* [Task]:
Repeat each line of the material below exactly as it appears, minus any pictures.

⁂

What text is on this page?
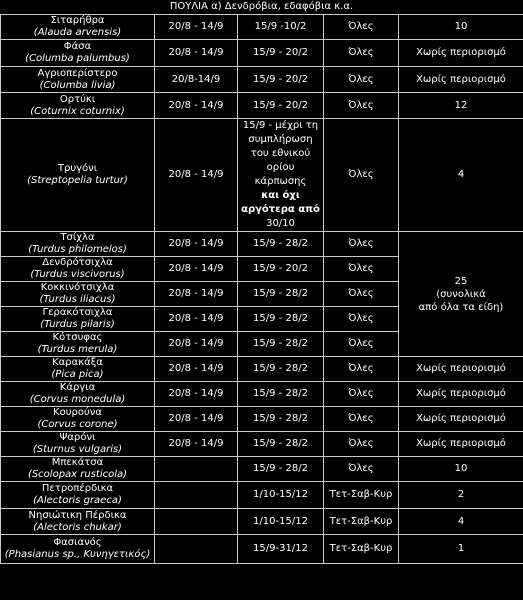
ΠΟΥΛΙΑ α) Δενδρόβια, εδαφόβια κ.α.
Σιταρήθρα
(Alauda arvensis)	20/8 - 14/9	15/9 -10/2	Όλες	10

Φάσα
(Columba palumbus)	20/8 - 14/9	15/9 - 20/2	Όλες	Χωρίς περιορισμό

Αγριοπερίστερο
(Columba livia)	20/8-14/9	15/9 - 20/2	Όλες	Χωρίς περιορισμό

Ορτύκι
(Coturnix coturnix)	20/8 - 14/9	15/9 - 20/2	Όλες	12

Τρυγόνι
(Streptopelia turtur)	20/8 - 14/9	15/9 - μέχρι τη συμπλήρωση του εθνικού ορίου κάρπωσης
και όχι αργότερα από
30/10	Όλες	4

Τσίχλα
(Turdus philomelos)	20/8 - 14/9	15/9 - 28/2	Όλες	25
(συνολικά
από όλα τα είδη)

Δενδρότσιχλα
(Turdus viscivorus)	20/8 - 14/9	15/9 - 20/2	Όλες	

Κοκκινότσιχλα
(Turdus iliacus)	20/8 - 14/9	15/9 - 28/2	Όλες	

Γερακότσιχλα
(Turdus pilaris)	20/8 - 14/9	15/9 - 28/2	Όλες	

Κότσυφας
(Turdus merula)	20/8 - 14/9	15/9 - 28/2	Όλες	

Καρακάξα
(Pica pica)	20/8 - 14/9	15/9 - 28/2	Όλες	Χωρίς περιορισμό

Κάργια
(Corvus monedula)	20/8 - 14/9	15/9 - 28/2	Όλες	Χωρίς περιορισμό

Κουρούνα
(Corvus corone)	20/8 - 14/9	15/9 - 28/2	Όλες	Χωρίς περιορισμό

Ψαρόνι
(Sturnus vulgaris)	20/8 - 14/9	15/9 - 28/2	Όλες	Χωρίς περιορισμό

Μπεκάτσα
(Scolopax rusticola)		15/9 - 28/2	Όλες	10

Πετροπέρδικα
(Alectoris graeca)		1/10-15/12	Τετ-Σαβ-Κυρ	2

Νησιώτικη Πέρδικα
(Alectoris chukar)		1/10-15/12	Τετ-Σαβ-Κυρ	4

Φασιανός
(Phasianus sp., Κυνηγετικός)		15/9-31/12	Τετ-Σαβ-Κυρ	1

⁂

* [The result]:
What text is on this page?
ΠΟΥΛΙΑ α) Δενδρόβια, εδαφόβια κ.α.
Σιταρήθρα
(Alauda arvensis)	20/8 - 14/9	15/9 -10/2	Όλες	10

Φάσα
(Columba palumbus)	20/8 - 14/9	15/9 - 20/2	Όλες	Χωρίς περιορισμό

Αγριοπερίστερο
(Columba livia)	20/8-14/9	15/9 - 20/2	Όλες	Χωρίς περιορισμό

Ορτύκι
(Coturnix coturnix)	20/8 - 14/9	15/9 - 20/2	Όλες	12

Τρυγόνι
(Streptopelia turtur)	20/8 - 14/9	15/9 - μέχρι τη συμπλήρωση του εθνικού ορίου κάρπωσης
και όχι αργότερα από
30/10	Όλες	4

Τσίχλα
(Turdus philomelos)	20/8 - 14/9	15/9 - 28/2	Όλες	25
(συνολικά
από όλα τα είδη)

Δενδρότσιχλα
(Turdus viscivorus)	20/8 - 14/9	15/9 - 20/2	Όλες	

Κοκκινότσιχλα
(Turdus iliacus)	20/8 - 14/9	15/9 - 28/2	Όλες	

Γερακότσιχλα
(Turdus pilaris)	20/8 - 14/9	15/9 - 28/2	Όλες	

Κότσυφας
(Turdus merula)	20/8 - 14/9	15/9 - 28/2	Όλες	

Καρακάξα
(Pica pica)	20/8 - 14/9	15/9 - 28/2	Όλες	Χωρίς περιορισμό

Κάργια
(Corvus monedula)	20/8 - 14/9	15/9 - 28/2	Όλες	Χωρίς περιορισμό

Κουρούνα
(Corvus corone)	20/8 - 14/9	15/9 - 28/2	Όλες	Χωρίς περιορισμό

Ψαρόνι
(Sturnus vulgaris)	20/8 - 14/9	15/9 - 28/2	Όλες	Χωρίς περιορισμό

Μπεκάτσα
(Scolopax rusticola)		15/9 - 28/2	Όλες	10

Πετροπέρδικα
(Alectoris graeca)		1/10-15/12	Τετ-Σαβ-Κυρ	2

Νησιώτικη Πέρδικα
(Alectoris chukar)		1/10-15/12	Τετ-Σαβ-Κυρ	4

Φασιανός
(Phasianus sp., Κυνηγετικός)		15/9-31/12	Τετ-Σαβ-Κυρ	1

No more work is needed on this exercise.